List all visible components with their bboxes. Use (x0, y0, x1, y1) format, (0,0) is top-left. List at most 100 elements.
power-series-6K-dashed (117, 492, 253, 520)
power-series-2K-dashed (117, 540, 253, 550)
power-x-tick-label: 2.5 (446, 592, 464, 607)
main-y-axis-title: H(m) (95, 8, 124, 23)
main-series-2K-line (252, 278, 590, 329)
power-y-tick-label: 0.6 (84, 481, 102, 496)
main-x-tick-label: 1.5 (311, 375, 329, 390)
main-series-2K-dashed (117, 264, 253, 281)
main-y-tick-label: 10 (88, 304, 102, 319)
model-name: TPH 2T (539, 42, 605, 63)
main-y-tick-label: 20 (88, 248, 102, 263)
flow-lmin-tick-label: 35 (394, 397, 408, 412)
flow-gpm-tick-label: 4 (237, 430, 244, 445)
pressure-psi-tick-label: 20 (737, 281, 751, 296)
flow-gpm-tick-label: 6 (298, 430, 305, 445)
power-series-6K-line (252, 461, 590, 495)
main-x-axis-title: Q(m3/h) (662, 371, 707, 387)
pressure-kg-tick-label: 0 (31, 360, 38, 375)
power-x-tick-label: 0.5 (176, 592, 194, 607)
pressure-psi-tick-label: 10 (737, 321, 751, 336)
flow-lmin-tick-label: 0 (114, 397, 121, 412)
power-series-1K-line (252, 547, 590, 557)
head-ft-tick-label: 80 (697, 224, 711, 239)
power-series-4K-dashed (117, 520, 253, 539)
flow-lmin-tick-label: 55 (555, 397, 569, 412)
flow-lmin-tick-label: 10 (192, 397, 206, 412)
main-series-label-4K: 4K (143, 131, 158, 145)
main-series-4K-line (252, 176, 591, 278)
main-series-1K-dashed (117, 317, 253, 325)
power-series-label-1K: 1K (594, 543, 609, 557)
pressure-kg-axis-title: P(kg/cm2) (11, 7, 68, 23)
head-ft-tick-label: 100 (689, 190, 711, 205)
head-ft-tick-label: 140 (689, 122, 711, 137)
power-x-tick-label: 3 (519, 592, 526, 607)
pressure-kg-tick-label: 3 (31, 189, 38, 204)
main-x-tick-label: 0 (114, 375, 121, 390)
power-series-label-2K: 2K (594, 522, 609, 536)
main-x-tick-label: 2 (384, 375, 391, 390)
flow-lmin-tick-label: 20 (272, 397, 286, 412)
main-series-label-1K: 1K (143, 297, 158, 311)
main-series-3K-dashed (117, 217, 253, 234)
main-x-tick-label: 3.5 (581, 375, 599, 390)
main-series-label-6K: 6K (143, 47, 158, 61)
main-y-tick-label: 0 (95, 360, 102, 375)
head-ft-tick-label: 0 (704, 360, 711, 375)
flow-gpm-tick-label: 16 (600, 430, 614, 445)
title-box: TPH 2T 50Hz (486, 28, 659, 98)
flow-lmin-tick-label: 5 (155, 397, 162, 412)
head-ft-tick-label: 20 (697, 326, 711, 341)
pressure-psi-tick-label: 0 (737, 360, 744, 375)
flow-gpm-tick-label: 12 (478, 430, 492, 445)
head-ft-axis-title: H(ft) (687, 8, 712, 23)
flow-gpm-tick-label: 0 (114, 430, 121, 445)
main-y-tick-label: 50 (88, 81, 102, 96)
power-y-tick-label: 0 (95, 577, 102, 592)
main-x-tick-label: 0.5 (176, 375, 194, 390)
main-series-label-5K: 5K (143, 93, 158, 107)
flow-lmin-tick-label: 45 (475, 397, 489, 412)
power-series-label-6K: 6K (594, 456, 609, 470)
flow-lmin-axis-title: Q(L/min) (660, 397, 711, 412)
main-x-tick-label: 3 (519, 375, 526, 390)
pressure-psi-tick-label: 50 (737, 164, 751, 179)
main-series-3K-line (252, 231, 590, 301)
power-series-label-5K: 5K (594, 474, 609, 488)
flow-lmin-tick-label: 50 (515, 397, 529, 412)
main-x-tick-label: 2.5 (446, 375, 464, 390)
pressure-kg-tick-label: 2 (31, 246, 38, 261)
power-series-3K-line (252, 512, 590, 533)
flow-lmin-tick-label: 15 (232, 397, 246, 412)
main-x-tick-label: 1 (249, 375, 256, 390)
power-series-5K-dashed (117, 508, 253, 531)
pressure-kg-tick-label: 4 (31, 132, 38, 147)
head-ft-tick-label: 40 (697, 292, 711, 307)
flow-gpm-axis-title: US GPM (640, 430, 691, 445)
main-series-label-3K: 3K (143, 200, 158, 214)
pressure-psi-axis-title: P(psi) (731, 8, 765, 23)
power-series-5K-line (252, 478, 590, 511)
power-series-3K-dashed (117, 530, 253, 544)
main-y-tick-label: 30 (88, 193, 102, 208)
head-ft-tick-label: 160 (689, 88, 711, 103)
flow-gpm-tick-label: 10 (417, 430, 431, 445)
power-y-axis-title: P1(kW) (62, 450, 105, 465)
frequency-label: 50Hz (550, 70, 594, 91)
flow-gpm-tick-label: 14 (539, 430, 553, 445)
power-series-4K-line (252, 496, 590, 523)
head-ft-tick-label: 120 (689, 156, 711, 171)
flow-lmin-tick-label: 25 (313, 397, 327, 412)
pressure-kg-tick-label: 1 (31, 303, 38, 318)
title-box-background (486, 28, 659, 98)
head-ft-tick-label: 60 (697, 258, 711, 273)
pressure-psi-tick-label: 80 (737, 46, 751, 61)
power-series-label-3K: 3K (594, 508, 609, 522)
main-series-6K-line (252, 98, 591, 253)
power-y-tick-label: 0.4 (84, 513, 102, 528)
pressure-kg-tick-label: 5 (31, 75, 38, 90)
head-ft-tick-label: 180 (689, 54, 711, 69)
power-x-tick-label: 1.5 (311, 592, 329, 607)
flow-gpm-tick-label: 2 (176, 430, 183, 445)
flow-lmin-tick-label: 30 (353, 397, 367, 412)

####################

Your goal – Arrange every line of the records above as a numbered list, and omit any blank lines.

Solution for this problem –
1. List all visible components with their bboxes. Use (x0, y0, x1, y1) format, (0,0) is top-left. List at most 100 elements.
2. power-series-6K-dashed (117, 492, 253, 520)
3. power-series-2K-dashed (117, 540, 253, 550)
4. power-x-tick-label: 2.5 (446, 592, 464, 607)
5. main-y-axis-title: H(m) (95, 8, 124, 23)
6. main-series-2K-line (252, 278, 590, 329)
7. power-y-tick-label: 0.6 (84, 481, 102, 496)
8. main-x-tick-label: 1.5 (311, 375, 329, 390)
9. main-series-2K-dashed (117, 264, 253, 281)
10. main-y-tick-label: 10 (88, 304, 102, 319)
11. model-name: TPH 2T (539, 42, 605, 63)
12. main-y-tick-label: 20 (88, 248, 102, 263)
13. flow-lmin-tick-label: 35 (394, 397, 408, 412)
14. flow-gpm-tick-label: 4 (237, 430, 244, 445)
15. pressure-psi-tick-label: 20 (737, 281, 751, 296)
16. flow-gpm-tick-label: 6 (298, 430, 305, 445)
17. power-series-6K-line (252, 461, 590, 495)
18. main-x-axis-title: Q(m3/h) (662, 371, 707, 387)
19. pressure-kg-tick-label: 0 (31, 360, 38, 375)
20. power-x-tick-label: 0.5 (176, 592, 194, 607)
21. pressure-psi-tick-label: 10 (737, 321, 751, 336)
22. flow-lmin-tick-label: 0 (114, 397, 121, 412)
23. power-series-1K-line (252, 547, 590, 557)
24. head-ft-tick-label: 80 (697, 224, 711, 239)
25. power-series-4K-dashed (117, 520, 253, 539)
26. flow-lmin-tick-label: 55 (555, 397, 569, 412)
27. flow-lmin-tick-label: 10 (192, 397, 206, 412)
28. main-series-label-4K: 4K (143, 131, 158, 145)
29. main-series-4K-line (252, 176, 591, 278)
30. main-series-1K-dashed (117, 317, 253, 325)
31. power-series-label-1K: 1K (594, 543, 609, 557)
32. pressure-kg-axis-title: P(kg/cm2) (11, 7, 68, 23)
33. head-ft-tick-label: 100 (689, 190, 711, 205)
34. head-ft-tick-label: 140 (689, 122, 711, 137)
35. power-x-tick-label: 3 (519, 592, 526, 607)
36. pressure-kg-tick-label: 3 (31, 189, 38, 204)
37. main-x-tick-label: 0 (114, 375, 121, 390)
38. power-series-label-2K: 2K (594, 522, 609, 536)
39. main-x-tick-label: 2 (384, 375, 391, 390)
40. flow-lmin-tick-label: 20 (272, 397, 286, 412)
41. main-series-label-1K: 1K (143, 297, 158, 311)
42. main-series-3K-dashed (117, 217, 253, 234)
43. main-x-tick-label: 3.5 (581, 375, 599, 390)
44. main-series-label-6K: 6K (143, 47, 158, 61)
45. main-y-tick-label: 0 (95, 360, 102, 375)
46. head-ft-tick-label: 0 (704, 360, 711, 375)
47. flow-gpm-tick-label: 16 (600, 430, 614, 445)
48. title-box: TPH 2T 50Hz (486, 28, 659, 98)
49. flow-lmin-tick-label: 5 (155, 397, 162, 412)
50. head-ft-tick-label: 20 (697, 326, 711, 341)
51. pressure-psi-tick-label: 0 (737, 360, 744, 375)
52. flow-gpm-tick-label: 12 (478, 430, 492, 445)
53. head-ft-axis-title: H(ft) (687, 8, 712, 23)
54. flow-gpm-tick-label: 0 (114, 430, 121, 445)
55. main-y-tick-label: 50 (88, 81, 102, 96)
56. power-y-tick-label: 0 (95, 577, 102, 592)
57. main-x-tick-label: 0.5 (176, 375, 194, 390)
58. main-series-label-5K: 5K (143, 93, 158, 107)
59. flow-lmin-tick-label: 45 (475, 397, 489, 412)
60. power-series-label-6K: 6K (594, 456, 609, 470)
61. flow-lmin-axis-title: Q(L/min) (660, 397, 711, 412)
62. main-x-tick-label: 3 (519, 375, 526, 390)
63. pressure-psi-tick-label: 50 (737, 164, 751, 179)
64. main-series-3K-line (252, 231, 590, 301)
65. power-series-label-5K: 5K (594, 474, 609, 488)
66. flow-lmin-tick-label: 50 (515, 397, 529, 412)
67. main-x-tick-label: 2.5 (446, 375, 464, 390)
68. pressure-kg-tick-label: 2 (31, 246, 38, 261)
69. power-series-3K-line (252, 512, 590, 533)
70. flow-lmin-tick-label: 15 (232, 397, 246, 412)
71. main-x-tick-label: 1 (249, 375, 256, 390)
72. power-series-5K-dashed (117, 508, 253, 531)
73. pressure-kg-tick-label: 4 (31, 132, 38, 147)
74. head-ft-tick-label: 40 (697, 292, 711, 307)
75. flow-gpm-axis-title: US GPM (640, 430, 691, 445)
76. main-series-label-3K: 3K (143, 200, 158, 214)
77. pressure-psi-axis-title: P(psi) (731, 8, 765, 23)
78. power-series-5K-line (252, 478, 590, 511)
79. power-series-3K-dashed (117, 530, 253, 544)
80. main-y-tick-label: 30 (88, 193, 102, 208)
81. head-ft-tick-label: 160 (689, 88, 711, 103)
82. flow-gpm-tick-label: 10 (417, 430, 431, 445)
83. power-y-axis-title: P1(kW) (62, 450, 105, 465)
84. frequency-label: 50Hz (550, 70, 594, 91)
85. flow-gpm-tick-label: 14 (539, 430, 553, 445)
86. power-series-4K-line (252, 496, 590, 523)
87. head-ft-tick-label: 120 (689, 156, 711, 171)
88. flow-lmin-tick-label: 25 (313, 397, 327, 412)
89. pressure-kg-tick-label: 1 (31, 303, 38, 318)
90. title-box-background (486, 28, 659, 98)
91. head-ft-tick-label: 60 (697, 258, 711, 273)
92. pressure-psi-tick-label: 80 (737, 46, 751, 61)
93. power-series-label-3K: 3K (594, 508, 609, 522)
94. main-series-6K-line (252, 98, 591, 253)
95. power-y-tick-label: 0.4 (84, 513, 102, 528)
96. pressure-kg-tick-label: 5 (31, 75, 38, 90)
97. head-ft-tick-label: 180 (689, 54, 711, 69)
98. power-x-tick-label: 1.5 (311, 592, 329, 607)
99. flow-gpm-tick-label: 2 (176, 430, 183, 445)
100. flow-lmin-tick-label: 30 (353, 397, 367, 412)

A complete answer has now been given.